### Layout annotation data
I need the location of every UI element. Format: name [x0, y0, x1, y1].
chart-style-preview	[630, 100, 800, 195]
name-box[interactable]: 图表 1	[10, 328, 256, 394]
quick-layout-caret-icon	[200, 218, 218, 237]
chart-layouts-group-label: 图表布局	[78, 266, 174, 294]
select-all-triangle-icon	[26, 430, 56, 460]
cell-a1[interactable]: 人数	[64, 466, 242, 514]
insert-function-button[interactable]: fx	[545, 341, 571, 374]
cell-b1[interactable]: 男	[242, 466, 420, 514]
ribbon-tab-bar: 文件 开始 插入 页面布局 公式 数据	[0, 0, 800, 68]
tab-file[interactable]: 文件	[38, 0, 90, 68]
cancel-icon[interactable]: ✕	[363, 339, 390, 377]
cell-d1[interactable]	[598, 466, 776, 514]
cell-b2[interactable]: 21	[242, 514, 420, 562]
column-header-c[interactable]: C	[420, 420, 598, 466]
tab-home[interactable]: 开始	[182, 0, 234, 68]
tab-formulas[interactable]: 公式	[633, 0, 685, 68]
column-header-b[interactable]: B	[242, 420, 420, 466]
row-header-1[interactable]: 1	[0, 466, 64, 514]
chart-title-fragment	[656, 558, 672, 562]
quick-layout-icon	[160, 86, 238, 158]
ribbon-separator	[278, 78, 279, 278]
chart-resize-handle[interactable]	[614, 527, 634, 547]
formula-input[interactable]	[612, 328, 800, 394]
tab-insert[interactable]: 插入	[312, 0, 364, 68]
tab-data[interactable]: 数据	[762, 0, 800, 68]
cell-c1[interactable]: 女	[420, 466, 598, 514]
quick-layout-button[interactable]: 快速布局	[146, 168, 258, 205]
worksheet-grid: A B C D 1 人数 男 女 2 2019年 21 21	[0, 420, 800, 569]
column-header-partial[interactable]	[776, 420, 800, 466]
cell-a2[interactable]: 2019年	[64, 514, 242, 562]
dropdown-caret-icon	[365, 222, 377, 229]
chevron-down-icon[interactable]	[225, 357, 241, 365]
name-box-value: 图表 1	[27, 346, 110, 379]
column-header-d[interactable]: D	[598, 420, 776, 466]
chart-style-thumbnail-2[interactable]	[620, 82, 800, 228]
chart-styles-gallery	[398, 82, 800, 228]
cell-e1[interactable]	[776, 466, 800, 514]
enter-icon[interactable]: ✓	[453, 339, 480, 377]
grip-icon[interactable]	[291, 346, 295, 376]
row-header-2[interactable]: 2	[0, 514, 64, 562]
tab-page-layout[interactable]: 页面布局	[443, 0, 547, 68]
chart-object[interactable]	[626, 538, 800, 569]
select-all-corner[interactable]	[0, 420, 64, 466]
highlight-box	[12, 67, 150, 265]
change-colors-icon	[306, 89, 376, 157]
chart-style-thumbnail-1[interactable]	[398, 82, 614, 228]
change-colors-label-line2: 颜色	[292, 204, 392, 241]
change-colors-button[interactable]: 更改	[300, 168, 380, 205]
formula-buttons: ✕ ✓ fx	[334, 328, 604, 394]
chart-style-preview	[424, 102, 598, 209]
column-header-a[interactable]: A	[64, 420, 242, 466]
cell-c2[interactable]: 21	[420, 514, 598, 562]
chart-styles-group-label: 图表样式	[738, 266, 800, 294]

### Stated exercise
Copy the records word for word, from their first line through the line containing "266, 174, 294]".

### Reply to the task
I need the location of every UI element. Format: name [x0, y0, x1, y1].
chart-style-preview	[630, 100, 800, 195]
name-box[interactable]: 图表 1	[10, 328, 256, 394]
quick-layout-caret-icon	[200, 218, 218, 237]
chart-layouts-group-label: 图表布局	[78, 266, 174, 294]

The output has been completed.